§ Instructions for the task:
Read through the lines below for the string "being" and copy each one that has it.

§ Dataset records:
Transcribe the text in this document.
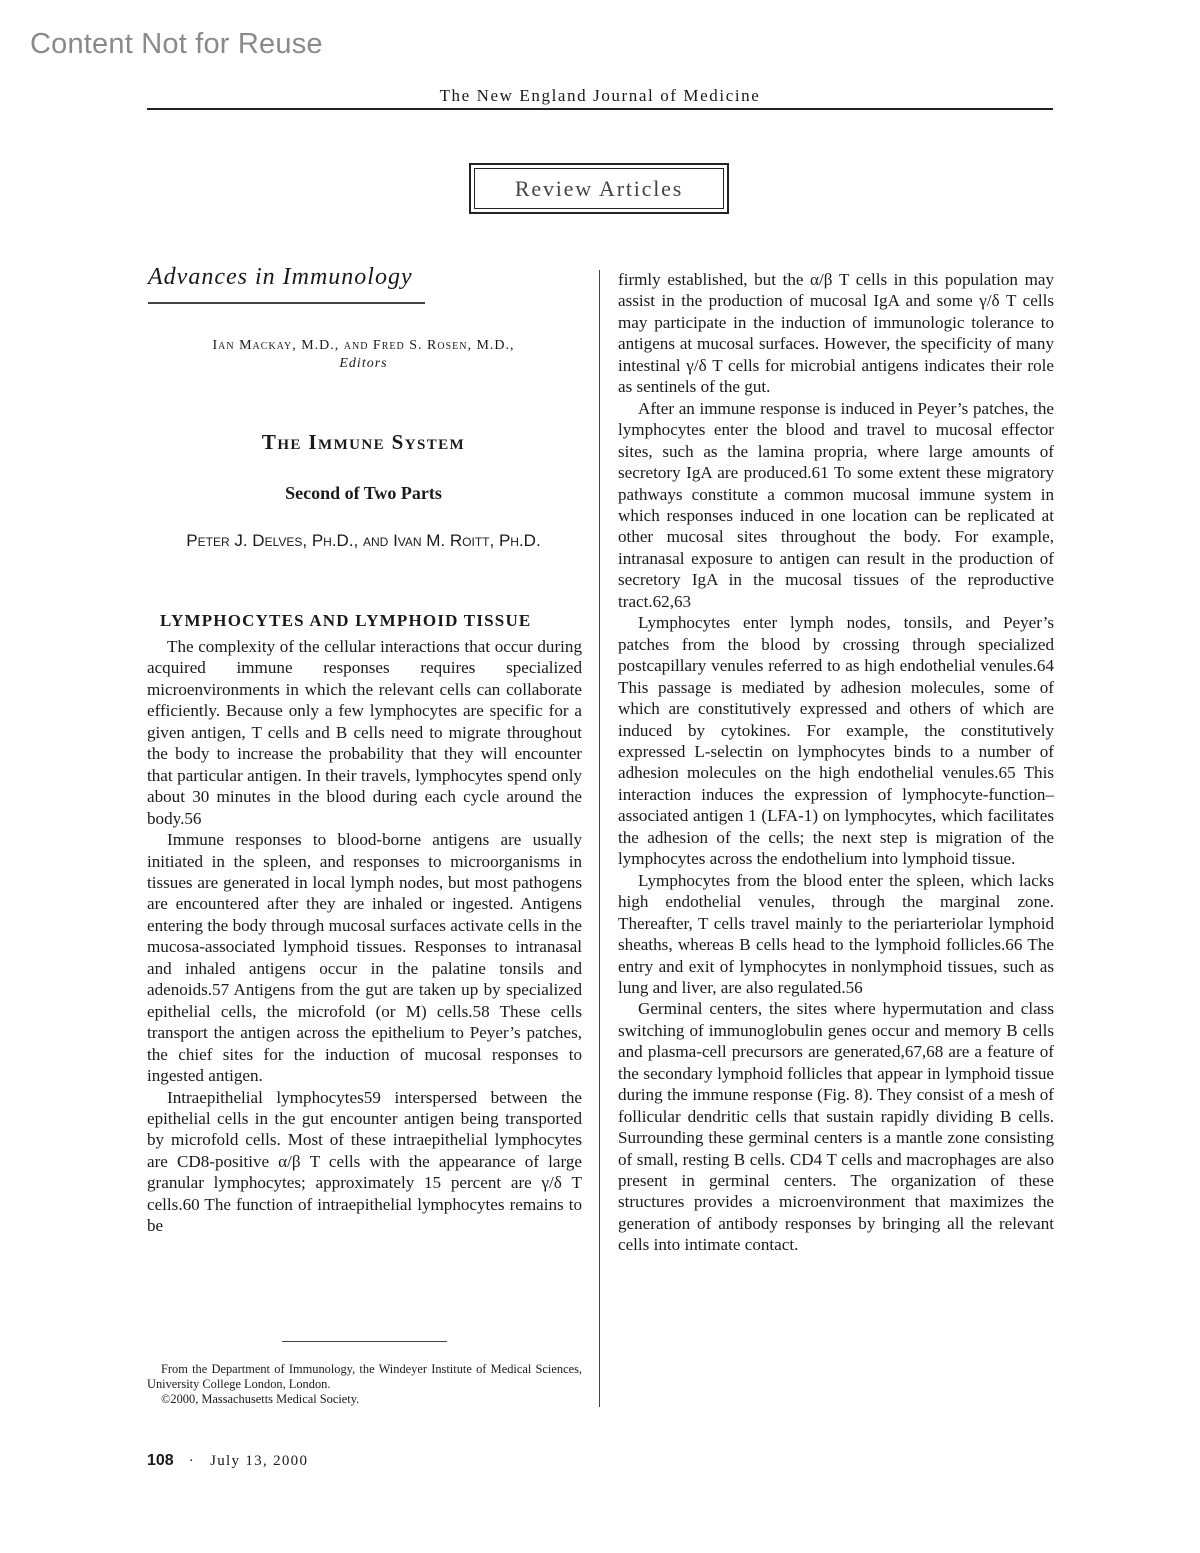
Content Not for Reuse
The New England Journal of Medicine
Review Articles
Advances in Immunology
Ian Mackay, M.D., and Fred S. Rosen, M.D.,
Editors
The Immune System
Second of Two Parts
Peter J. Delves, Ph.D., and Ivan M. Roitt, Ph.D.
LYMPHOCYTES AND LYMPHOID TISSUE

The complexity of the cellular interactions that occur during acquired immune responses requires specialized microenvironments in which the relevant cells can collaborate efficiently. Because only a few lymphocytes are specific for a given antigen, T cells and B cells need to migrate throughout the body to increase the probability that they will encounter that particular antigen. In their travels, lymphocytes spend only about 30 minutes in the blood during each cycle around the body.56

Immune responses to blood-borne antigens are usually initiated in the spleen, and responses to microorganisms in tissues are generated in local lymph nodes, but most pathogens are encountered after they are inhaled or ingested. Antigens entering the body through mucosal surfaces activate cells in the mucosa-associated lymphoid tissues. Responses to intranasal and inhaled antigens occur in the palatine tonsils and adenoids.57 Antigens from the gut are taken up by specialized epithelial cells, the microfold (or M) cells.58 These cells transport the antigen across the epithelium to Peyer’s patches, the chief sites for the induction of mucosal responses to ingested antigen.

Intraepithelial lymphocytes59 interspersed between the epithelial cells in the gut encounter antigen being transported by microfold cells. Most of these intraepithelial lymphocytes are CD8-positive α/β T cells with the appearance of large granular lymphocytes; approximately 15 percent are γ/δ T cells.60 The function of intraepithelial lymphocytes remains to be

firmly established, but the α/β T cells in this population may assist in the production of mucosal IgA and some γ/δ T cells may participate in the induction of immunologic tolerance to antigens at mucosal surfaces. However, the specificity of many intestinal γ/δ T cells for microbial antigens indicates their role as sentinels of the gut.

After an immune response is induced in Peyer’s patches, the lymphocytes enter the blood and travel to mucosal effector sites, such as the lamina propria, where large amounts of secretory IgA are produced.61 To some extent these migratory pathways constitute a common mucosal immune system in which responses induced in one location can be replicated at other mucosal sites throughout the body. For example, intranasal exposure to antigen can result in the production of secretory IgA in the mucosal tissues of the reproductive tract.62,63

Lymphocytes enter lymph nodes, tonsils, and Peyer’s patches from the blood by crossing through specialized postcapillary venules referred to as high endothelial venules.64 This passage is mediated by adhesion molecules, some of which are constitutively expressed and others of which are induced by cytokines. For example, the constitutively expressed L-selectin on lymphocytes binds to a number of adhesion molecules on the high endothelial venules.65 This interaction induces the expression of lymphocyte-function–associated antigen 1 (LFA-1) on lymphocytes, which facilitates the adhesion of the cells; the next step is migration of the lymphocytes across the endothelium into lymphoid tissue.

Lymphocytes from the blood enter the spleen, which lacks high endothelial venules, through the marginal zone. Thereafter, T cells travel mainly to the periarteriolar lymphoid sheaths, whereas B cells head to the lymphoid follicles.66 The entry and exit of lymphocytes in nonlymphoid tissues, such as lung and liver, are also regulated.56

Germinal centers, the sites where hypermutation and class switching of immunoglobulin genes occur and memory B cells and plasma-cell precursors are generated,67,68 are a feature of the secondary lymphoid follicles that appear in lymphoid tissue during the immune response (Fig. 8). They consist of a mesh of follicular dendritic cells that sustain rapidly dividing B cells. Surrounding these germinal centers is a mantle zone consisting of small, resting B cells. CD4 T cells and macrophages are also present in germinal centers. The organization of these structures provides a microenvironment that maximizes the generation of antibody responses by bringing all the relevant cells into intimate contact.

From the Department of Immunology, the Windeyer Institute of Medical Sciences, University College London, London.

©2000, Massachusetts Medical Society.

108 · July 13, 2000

---

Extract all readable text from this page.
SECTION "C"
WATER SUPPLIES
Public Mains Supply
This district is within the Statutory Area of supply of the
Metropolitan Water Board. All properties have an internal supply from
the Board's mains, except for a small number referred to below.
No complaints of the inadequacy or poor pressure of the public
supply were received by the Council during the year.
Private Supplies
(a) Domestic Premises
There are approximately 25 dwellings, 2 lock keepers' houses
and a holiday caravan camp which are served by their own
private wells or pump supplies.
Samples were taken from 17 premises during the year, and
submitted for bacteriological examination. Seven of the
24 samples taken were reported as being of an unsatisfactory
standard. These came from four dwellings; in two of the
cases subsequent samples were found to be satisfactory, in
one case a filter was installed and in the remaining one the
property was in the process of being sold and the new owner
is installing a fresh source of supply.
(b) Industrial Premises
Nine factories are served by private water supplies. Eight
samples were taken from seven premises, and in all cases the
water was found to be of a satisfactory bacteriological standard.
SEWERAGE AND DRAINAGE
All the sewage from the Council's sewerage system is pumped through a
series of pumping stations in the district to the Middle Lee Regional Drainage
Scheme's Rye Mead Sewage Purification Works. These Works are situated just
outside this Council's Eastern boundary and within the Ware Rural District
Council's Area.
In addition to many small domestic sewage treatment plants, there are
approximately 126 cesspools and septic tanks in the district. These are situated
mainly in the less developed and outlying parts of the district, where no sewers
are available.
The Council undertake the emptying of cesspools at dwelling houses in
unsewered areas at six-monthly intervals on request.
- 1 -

==

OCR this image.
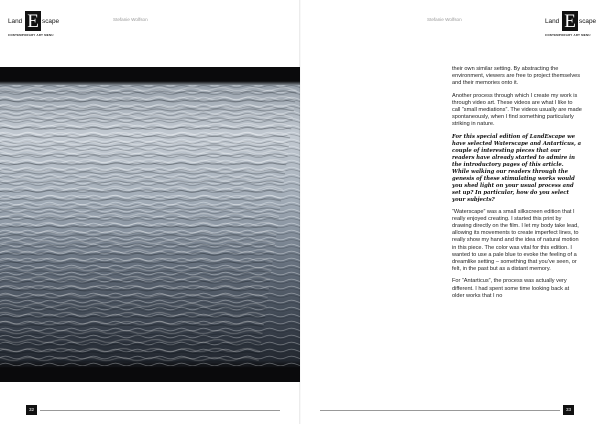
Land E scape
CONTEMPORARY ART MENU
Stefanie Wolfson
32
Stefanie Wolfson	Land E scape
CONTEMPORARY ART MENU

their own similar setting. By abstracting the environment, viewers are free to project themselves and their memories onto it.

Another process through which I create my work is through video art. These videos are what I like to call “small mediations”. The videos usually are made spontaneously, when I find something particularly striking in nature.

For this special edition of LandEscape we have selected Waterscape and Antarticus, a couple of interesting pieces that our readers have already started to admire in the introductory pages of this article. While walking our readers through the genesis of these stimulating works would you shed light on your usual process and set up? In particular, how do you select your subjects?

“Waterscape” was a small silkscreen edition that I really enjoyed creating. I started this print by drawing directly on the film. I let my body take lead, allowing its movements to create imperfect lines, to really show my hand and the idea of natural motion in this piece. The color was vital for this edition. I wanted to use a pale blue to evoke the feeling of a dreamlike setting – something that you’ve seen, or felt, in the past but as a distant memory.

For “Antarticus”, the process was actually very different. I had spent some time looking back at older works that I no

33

§ Response to this task:
Intraepithelial lymphocytes59 interspersed between the epithelial cells in the gut encounter antigen being transported by microfold cells. Most of these intraepithelial lymphocytes are CD8-positive α/β T cells with the appearance of large granular lymphocytes; approximately 15 percent are γ/δ T cells.60 The function of intraepithelial lymphocytes remains to be
24 samples taken were reported as being of an unsatisfactory
property was in the process of being sold and the new owner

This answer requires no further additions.